▸ Material for the task
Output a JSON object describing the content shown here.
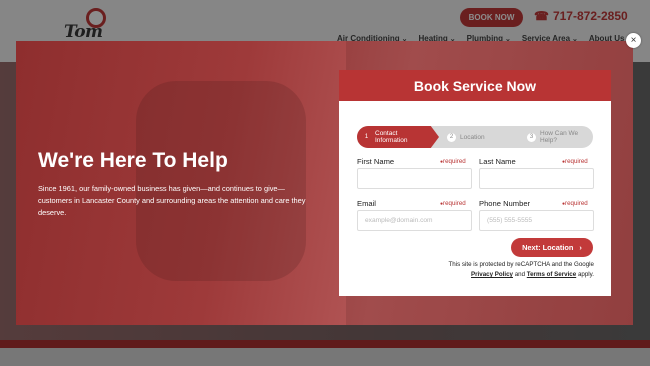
{
  "header": {
    "logo_text": "Tom Falk",
    "book_now_label": "BOOK NOW",
    "phone": "717-872-2850",
    "nav": [
      "Air Conditioning",
      "Heating",
      "Plumbing",
      "Service Area",
      "About Us"
    ]
  },
  "hero": {
    "title": "We're Here To Help",
    "text": "Since 1961, our family-owned business has given—and continues to give—customers in Lancaster County and surrounding areas the attention and care they deserve."
  },
  "form": {
    "title": "Book Service Now",
    "steps": [
      {
        "num": "1",
        "label": "Contact Information"
      },
      {
        "num": "2",
        "label": "Location"
      },
      {
        "num": "3",
        "label": "How Can We Help?"
      }
    ],
    "fields": {
      "first_name": {
        "label": "First Name",
        "required": "required",
        "value": ""
      },
      "last_name": {
        "label": "Last Name",
        "required": "required",
        "value": ""
      },
      "email": {
        "label": "Email",
        "required": "required",
        "placeholder": "example@domain.com"
      },
      "phone": {
        "label": "Phone Number",
        "required": "required",
        "placeholder": "(555) 555-5555"
      }
    },
    "next_label": "Next: Location",
    "next_arrow": "›",
    "recaptcha_text": "This site is protected by reCAPTCHA and the Google",
    "privacy_label": "Privacy Policy",
    "and_text": "and",
    "terms_label": "Terms of Service",
    "apply_text": "apply."
  },
  "close_label": "×",
  "colors": {
    "brand_red": "#c23a3a",
    "header_red": "#b83434"
  }
}
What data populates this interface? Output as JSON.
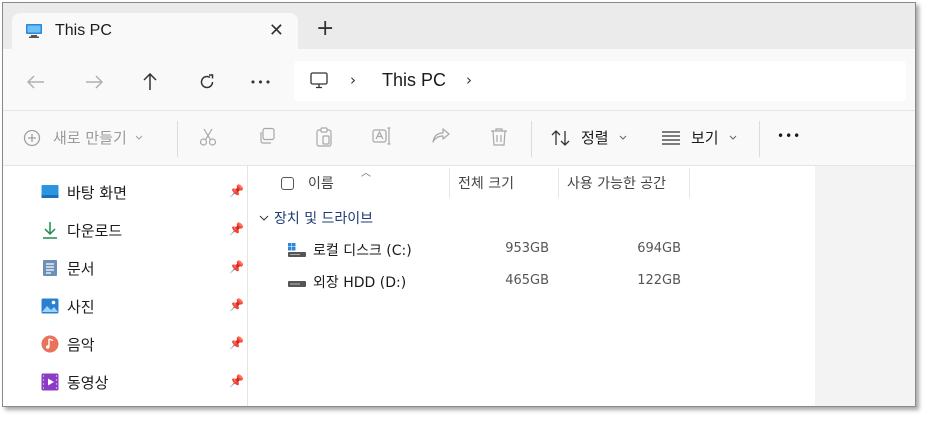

▸ Exercise task
The entries above should be reproduced exactly, without their pictures.

▸ Completed task
Output a JSON object describing the content shown here.
{
  "header": {
    "logo_text": "Tom Falk",
    "book_now_label": "BOOK NOW",
    "phone": "717-872-2850",
    "nav": [
      "Air Conditioning",
      "Heating",
      "Plumbing",
      "Service Area",
      "About Us"
    ]
  },
  "hero": {
    "title": "We're Here To Help",
    "text": "Since 1961, our family-owned business has given—and continues to give—customers in Lancaster County and surrounding areas the attention and care they deserve."
  },
  "form": {
    "title": "Book Service Now",
    "steps": [
      {
        "num": "1",
        "label": "Contact Information"
      },
      {
        "num": "2",
        "label": "Location"
      },
      {
        "num": "3",
        "label": "How Can We Help?"
      }
    ],
    "fields": {
      "first_name": {
        "label": "First Name",
        "required": "required",
        "value": ""
      },
      "last_name": {
        "label": "Last Name",
        "required": "required",
        "value": ""
      },
      "email": {
        "label": "Email",
        "required": "required",
        "placeholder": "example@domain.com"
      },
      "phone": {
        "label": "Phone Number",
        "required": "required",
        "placeholder": "(555) 555-5555"
      }
    },
    "next_label": "Next: Location",
    "next_arrow": "›",
    "recaptcha_text": "This site is protected by reCAPTCHA and the Google",
    "privacy_label": "Privacy Policy",
    "and_text": "and",
    "terms_label": "Terms of Service",
    "apply_text": "apply."
  },
  "close_label": "×",
  "colors": {
    "brand_red": "#c23a3a",
    "header_red": "#b83434"
  }
}
What data populates this interface? Output as JSON.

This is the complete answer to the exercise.